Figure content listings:
+ + + + +

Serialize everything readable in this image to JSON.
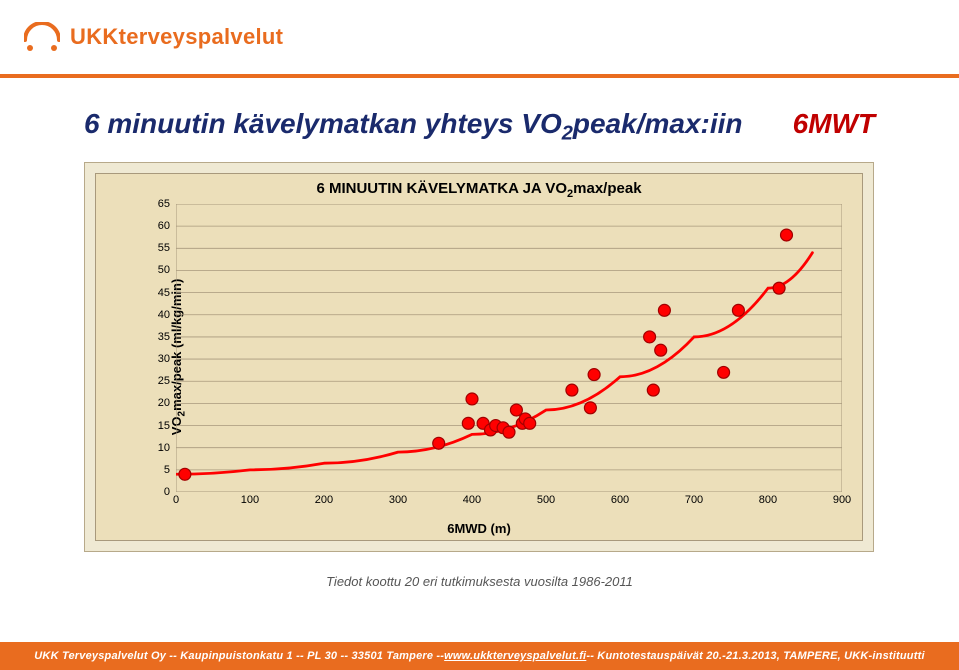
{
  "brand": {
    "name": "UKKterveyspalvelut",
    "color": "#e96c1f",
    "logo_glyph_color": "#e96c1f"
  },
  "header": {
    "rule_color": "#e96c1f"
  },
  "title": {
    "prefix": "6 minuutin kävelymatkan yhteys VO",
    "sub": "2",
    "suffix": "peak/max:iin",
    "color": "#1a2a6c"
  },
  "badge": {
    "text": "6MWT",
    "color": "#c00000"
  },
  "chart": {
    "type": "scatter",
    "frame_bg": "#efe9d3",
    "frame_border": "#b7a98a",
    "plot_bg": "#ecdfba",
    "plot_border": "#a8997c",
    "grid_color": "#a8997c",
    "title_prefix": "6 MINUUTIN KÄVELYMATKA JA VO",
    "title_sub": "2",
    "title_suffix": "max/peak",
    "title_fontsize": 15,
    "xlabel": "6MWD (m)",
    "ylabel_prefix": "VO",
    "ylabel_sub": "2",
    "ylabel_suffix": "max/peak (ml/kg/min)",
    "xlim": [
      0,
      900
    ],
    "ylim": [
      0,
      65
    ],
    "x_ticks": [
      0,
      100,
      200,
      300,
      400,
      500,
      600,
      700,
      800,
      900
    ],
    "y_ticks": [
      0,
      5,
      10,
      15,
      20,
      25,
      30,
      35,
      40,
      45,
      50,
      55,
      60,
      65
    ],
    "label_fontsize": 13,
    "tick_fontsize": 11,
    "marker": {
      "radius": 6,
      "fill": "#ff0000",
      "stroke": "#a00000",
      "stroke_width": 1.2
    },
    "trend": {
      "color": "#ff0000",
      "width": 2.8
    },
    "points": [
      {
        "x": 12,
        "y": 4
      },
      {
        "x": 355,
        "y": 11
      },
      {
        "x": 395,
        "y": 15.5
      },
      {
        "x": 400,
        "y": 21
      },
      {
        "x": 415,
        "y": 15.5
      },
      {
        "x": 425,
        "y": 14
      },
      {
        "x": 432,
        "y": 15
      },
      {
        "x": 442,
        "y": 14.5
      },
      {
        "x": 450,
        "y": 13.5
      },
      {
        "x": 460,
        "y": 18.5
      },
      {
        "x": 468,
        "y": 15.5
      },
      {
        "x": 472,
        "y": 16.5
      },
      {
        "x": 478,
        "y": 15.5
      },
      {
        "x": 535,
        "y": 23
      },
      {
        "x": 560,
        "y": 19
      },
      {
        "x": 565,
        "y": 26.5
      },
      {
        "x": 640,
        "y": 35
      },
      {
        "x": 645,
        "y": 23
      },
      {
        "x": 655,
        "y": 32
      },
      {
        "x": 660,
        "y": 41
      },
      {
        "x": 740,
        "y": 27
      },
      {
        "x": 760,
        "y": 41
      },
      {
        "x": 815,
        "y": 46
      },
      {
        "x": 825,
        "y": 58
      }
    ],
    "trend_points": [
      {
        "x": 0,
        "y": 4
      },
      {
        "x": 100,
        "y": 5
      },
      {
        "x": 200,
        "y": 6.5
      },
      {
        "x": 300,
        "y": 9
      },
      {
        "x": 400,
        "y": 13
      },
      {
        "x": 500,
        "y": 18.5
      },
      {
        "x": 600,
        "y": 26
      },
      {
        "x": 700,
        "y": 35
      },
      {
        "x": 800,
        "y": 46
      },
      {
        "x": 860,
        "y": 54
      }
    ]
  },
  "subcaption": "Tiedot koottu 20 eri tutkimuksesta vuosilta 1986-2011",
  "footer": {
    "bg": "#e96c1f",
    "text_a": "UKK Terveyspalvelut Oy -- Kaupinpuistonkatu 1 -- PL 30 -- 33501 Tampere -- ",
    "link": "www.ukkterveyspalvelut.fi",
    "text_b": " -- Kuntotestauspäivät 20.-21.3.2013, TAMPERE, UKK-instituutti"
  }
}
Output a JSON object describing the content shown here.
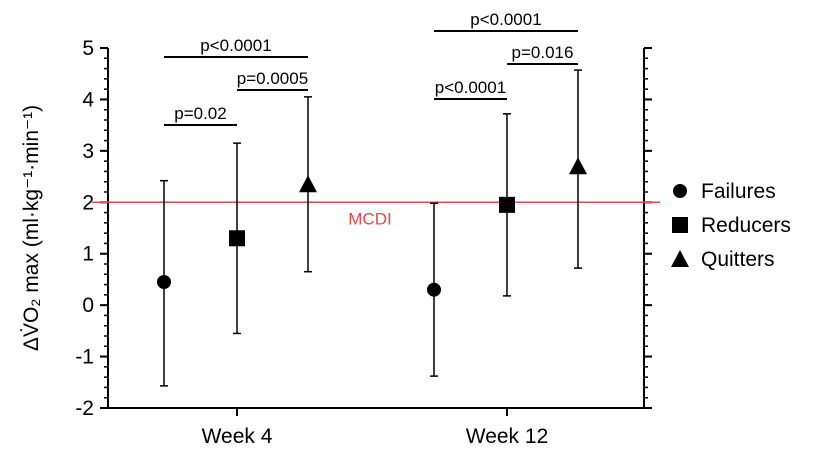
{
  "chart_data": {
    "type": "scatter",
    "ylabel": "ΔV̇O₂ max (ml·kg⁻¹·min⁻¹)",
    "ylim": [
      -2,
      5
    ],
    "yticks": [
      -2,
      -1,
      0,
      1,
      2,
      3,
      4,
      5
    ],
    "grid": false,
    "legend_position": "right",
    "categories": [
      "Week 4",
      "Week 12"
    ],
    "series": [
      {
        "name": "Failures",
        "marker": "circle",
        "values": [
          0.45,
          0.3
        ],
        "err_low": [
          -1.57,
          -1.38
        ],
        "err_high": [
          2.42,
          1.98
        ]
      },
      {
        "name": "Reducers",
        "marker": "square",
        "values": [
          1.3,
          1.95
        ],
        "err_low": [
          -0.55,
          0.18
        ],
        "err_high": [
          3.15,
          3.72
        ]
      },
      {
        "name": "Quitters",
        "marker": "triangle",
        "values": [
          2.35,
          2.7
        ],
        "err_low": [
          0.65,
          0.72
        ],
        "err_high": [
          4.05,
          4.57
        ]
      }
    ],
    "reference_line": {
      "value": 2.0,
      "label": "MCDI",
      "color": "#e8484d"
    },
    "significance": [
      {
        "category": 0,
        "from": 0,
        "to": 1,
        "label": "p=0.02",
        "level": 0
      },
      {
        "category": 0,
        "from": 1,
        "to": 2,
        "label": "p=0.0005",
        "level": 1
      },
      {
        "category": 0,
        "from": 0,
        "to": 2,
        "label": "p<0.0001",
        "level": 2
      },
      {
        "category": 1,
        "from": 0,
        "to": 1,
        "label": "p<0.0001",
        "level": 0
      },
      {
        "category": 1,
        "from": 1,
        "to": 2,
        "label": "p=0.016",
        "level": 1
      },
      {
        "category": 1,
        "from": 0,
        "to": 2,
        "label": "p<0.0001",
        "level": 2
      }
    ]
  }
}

+ + + + +

▶ _Aim_
Retype each record exactly as it stands, but do not include the pictures.

▶ _Answer to the task_
Serialize everything readable in this image to JSON.
{
  "brand": {
    "name": "UKKterveyspalvelut",
    "color": "#e96c1f",
    "logo_glyph_color": "#e96c1f"
  },
  "header": {
    "rule_color": "#e96c1f"
  },
  "title": {
    "prefix": "6 minuutin kävelymatkan yhteys VO",
    "sub": "2",
    "suffix": "peak/max:iin",
    "color": "#1a2a6c"
  },
  "badge": {
    "text": "6MWT",
    "color": "#c00000"
  },
  "chart": {
    "type": "scatter",
    "frame_bg": "#efe9d3",
    "frame_border": "#b7a98a",
    "plot_bg": "#ecdfba",
    "plot_border": "#a8997c",
    "grid_color": "#a8997c",
    "title_prefix": "6 MINUUTIN KÄVELYMATKA JA VO",
    "title_sub": "2",
    "title_suffix": "max/peak",
    "title_fontsize": 15,
    "xlabel": "6MWD (m)",
    "ylabel_prefix": "VO",
    "ylabel_sub": "2",
    "ylabel_suffix": "max/peak (ml/kg/min)",
    "xlim": [
      0,
      900
    ],
    "ylim": [
      0,
      65
    ],
    "x_ticks": [
      0,
      100,
      200,
      300,
      400,
      500,
      600,
      700,
      800,
      900
    ],
    "y_ticks": [
      0,
      5,
      10,
      15,
      20,
      25,
      30,
      35,
      40,
      45,
      50,
      55,
      60,
      65
    ],
    "label_fontsize": 13,
    "tick_fontsize": 11,
    "marker": {
      "radius": 6,
      "fill": "#ff0000",
      "stroke": "#a00000",
      "stroke_width": 1.2
    },
    "trend": {
      "color": "#ff0000",
      "width": 2.8
    },
    "points": [
      {
        "x": 12,
        "y": 4
      },
      {
        "x": 355,
        "y": 11
      },
      {
        "x": 395,
        "y": 15.5
      },
      {
        "x": 400,
        "y": 21
      },
      {
        "x": 415,
        "y": 15.5
      },
      {
        "x": 425,
        "y": 14
      },
      {
        "x": 432,
        "y": 15
      },
      {
        "x": 442,
        "y": 14.5
      },
      {
        "x": 450,
        "y": 13.5
      },
      {
        "x": 460,
        "y": 18.5
      },
      {
        "x": 468,
        "y": 15.5
      },
      {
        "x": 472,
        "y": 16.5
      },
      {
        "x": 478,
        "y": 15.5
      },
      {
        "x": 535,
        "y": 23
      },
      {
        "x": 560,
        "y": 19
      },
      {
        "x": 565,
        "y": 26.5
      },
      {
        "x": 640,
        "y": 35
      },
      {
        "x": 645,
        "y": 23
      },
      {
        "x": 655,
        "y": 32
      },
      {
        "x": 660,
        "y": 41
      },
      {
        "x": 740,
        "y": 27
      },
      {
        "x": 760,
        "y": 41
      },
      {
        "x": 815,
        "y": 46
      },
      {
        "x": 825,
        "y": 58
      }
    ],
    "trend_points": [
      {
        "x": 0,
        "y": 4
      },
      {
        "x": 100,
        "y": 5
      },
      {
        "x": 200,
        "y": 6.5
      },
      {
        "x": 300,
        "y": 9
      },
      {
        "x": 400,
        "y": 13
      },
      {
        "x": 500,
        "y": 18.5
      },
      {
        "x": 600,
        "y": 26
      },
      {
        "x": 700,
        "y": 35
      },
      {
        "x": 800,
        "y": 46
      },
      {
        "x": 860,
        "y": 54
      }
    ]
  },
  "subcaption": "Tiedot koottu 20 eri tutkimuksesta vuosilta 1986-2011",
  "footer": {
    "bg": "#e96c1f",
    "text_a": "UKK Terveyspalvelut Oy -- Kaupinpuistonkatu 1 -- PL 30 -- 33501 Tampere -- ",
    "link": "www.ukkterveyspalvelut.fi",
    "text_b": " -- Kuntotestauspäivät 20.-21.3.2013, TAMPERE, UKK-instituutti"
  }
}
Output a JSON object describing the content shown here.
{
  "chart_data": {
    "type": "scatter",
    "ylabel": "ΔV̇O₂ max (ml·kg⁻¹·min⁻¹)",
    "ylim": [
      -2,
      5
    ],
    "yticks": [
      -2,
      -1,
      0,
      1,
      2,
      3,
      4,
      5
    ],
    "grid": false,
    "legend_position": "right",
    "categories": [
      "Week 4",
      "Week 12"
    ],
    "series": [
      {
        "name": "Failures",
        "marker": "circle",
        "values": [
          0.45,
          0.3
        ],
        "err_low": [
          -1.57,
          -1.38
        ],
        "err_high": [
          2.42,
          1.98
        ]
      },
      {
        "name": "Reducers",
        "marker": "square",
        "values": [
          1.3,
          1.95
        ],
        "err_low": [
          -0.55,
          0.18
        ],
        "err_high": [
          3.15,
          3.72
        ]
      },
      {
        "name": "Quitters",
        "marker": "triangle",
        "values": [
          2.35,
          2.7
        ],
        "err_low": [
          0.65,
          0.72
        ],
        "err_high": [
          4.05,
          4.57
        ]
      }
    ],
    "reference_line": {
      "value": 2.0,
      "label": "MCDI",
      "color": "#e8484d"
    },
    "significance": [
      {
        "category": 0,
        "from": 0,
        "to": 1,
        "label": "p=0.02",
        "level": 0
      },
      {
        "category": 0,
        "from": 1,
        "to": 2,
        "label": "p=0.0005",
        "level": 1
      },
      {
        "category": 0,
        "from": 0,
        "to": 2,
        "label": "p<0.0001",
        "level": 2
      },
      {
        "category": 1,
        "from": 0,
        "to": 1,
        "label": "p<0.0001",
        "level": 0
      },
      {
        "category": 1,
        "from": 1,
        "to": 2,
        "label": "p=0.016",
        "level": 1
      },
      {
        "category": 1,
        "from": 0,
        "to": 2,
        "label": "p<0.0001",
        "level": 2
      }
    ]
  }
}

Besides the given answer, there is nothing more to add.